§ **SHORT PROBLEM**: Retype each entry below exactly as it stands.

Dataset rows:
..........

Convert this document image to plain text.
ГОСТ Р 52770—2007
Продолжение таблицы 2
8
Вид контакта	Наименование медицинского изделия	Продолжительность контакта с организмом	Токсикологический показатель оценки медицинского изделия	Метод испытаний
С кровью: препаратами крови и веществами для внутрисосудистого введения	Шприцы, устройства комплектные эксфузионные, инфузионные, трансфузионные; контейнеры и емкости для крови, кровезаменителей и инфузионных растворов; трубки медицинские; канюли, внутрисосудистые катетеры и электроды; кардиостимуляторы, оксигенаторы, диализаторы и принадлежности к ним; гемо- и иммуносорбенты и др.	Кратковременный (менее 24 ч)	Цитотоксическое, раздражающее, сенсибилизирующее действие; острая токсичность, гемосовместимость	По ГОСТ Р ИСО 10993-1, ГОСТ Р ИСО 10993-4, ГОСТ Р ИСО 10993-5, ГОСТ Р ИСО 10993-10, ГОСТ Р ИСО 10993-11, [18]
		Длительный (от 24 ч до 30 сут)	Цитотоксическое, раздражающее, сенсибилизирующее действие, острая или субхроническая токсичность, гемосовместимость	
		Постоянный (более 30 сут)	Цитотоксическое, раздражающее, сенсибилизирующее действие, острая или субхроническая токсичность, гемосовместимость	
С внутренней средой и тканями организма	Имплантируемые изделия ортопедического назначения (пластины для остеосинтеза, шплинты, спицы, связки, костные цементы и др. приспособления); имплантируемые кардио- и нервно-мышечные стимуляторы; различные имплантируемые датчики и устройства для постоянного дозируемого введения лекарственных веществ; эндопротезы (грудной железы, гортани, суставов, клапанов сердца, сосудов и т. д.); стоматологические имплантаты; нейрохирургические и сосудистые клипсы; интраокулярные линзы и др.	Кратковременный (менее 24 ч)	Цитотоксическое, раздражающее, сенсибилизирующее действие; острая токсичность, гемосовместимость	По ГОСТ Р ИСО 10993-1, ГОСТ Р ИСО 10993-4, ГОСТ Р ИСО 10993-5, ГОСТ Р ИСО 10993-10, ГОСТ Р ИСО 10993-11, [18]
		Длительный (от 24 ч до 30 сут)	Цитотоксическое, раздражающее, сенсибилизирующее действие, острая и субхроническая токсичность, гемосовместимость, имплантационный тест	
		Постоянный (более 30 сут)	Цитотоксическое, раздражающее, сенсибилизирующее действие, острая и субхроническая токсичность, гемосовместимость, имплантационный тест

..........

§ **EXERCISE RESULT**:
Convert this document image to plain text.
ГОСТ Р 52770—2007
Продолжение таблицы 2
8
Вид контакта	Наименование медицинского изделия	Продолжительность контакта с организмом	Токсикологический показатель оценки медицинского изделия	Метод испытаний
С кровью: препаратами крови и веществами для внутрисосудистого введения	Шприцы, устройства комплектные эксфузионные, инфузионные, трансфузионные; контейнеры и емкости для крови, кровезаменителей и инфузионных растворов; трубки медицинские; канюли, внутрисосудистые катетеры и электроды; кардиостимуляторы, оксигенаторы, диализаторы и принадлежности к ним; гемо- и иммуносорбенты и др.	Кратковременный (менее 24 ч)	Цитотоксическое, раздражающее, сенсибилизирующее действие; острая токсичность, гемосовместимость	По ГОСТ Р ИСО 10993-1, ГОСТ Р ИСО 10993-4, ГОСТ Р ИСО 10993-5, ГОСТ Р ИСО 10993-10, ГОСТ Р ИСО 10993-11, [18]
		Длительный (от 24 ч до 30 сут)	Цитотоксическое, раздражающее, сенсибилизирующее действие, острая или субхроническая токсичность, гемосовместимость	
		Постоянный (более 30 сут)	Цитотоксическое, раздражающее, сенсибилизирующее действие, острая или субхроническая токсичность, гемосовместимость	
С внутренней средой и тканями организма	Имплантируемые изделия ортопедического назначения (пластины для остеосинтеза, шплинты, спицы, связки, костные цементы и др. приспособления); имплантируемые кардио- и нервно-мышечные стимуляторы; различные имплантируемые датчики и устройства для постоянного дозируемого введения лекарственных веществ; эндопротезы (грудной железы, гортани, суставов, клапанов сердца, сосудов и т. д.); стоматологические имплантаты; нейрохирургические и сосудистые клипсы; интраокулярные линзы и др.	Кратковременный (менее 24 ч)	Цитотоксическое, раздражающее, сенсибилизирующее действие; острая токсичность, гемосовместимость	По ГОСТ Р ИСО 10993-1, ГОСТ Р ИСО 10993-4, ГОСТ Р ИСО 10993-5, ГОСТ Р ИСО 10993-10, ГОСТ Р ИСО 10993-11, [18]
		Длительный (от 24 ч до 30 сут)	Цитотоксическое, раздражающее, сенсибилизирующее действие, острая и субхроническая токсичность, гемосовместимость, имплантационный тест	
		Постоянный (более 30 сут)	Цитотоксическое, раздражающее, сенсибилизирующее действие, острая и субхроническая токсичность, гемосовместимость, имплантационный тест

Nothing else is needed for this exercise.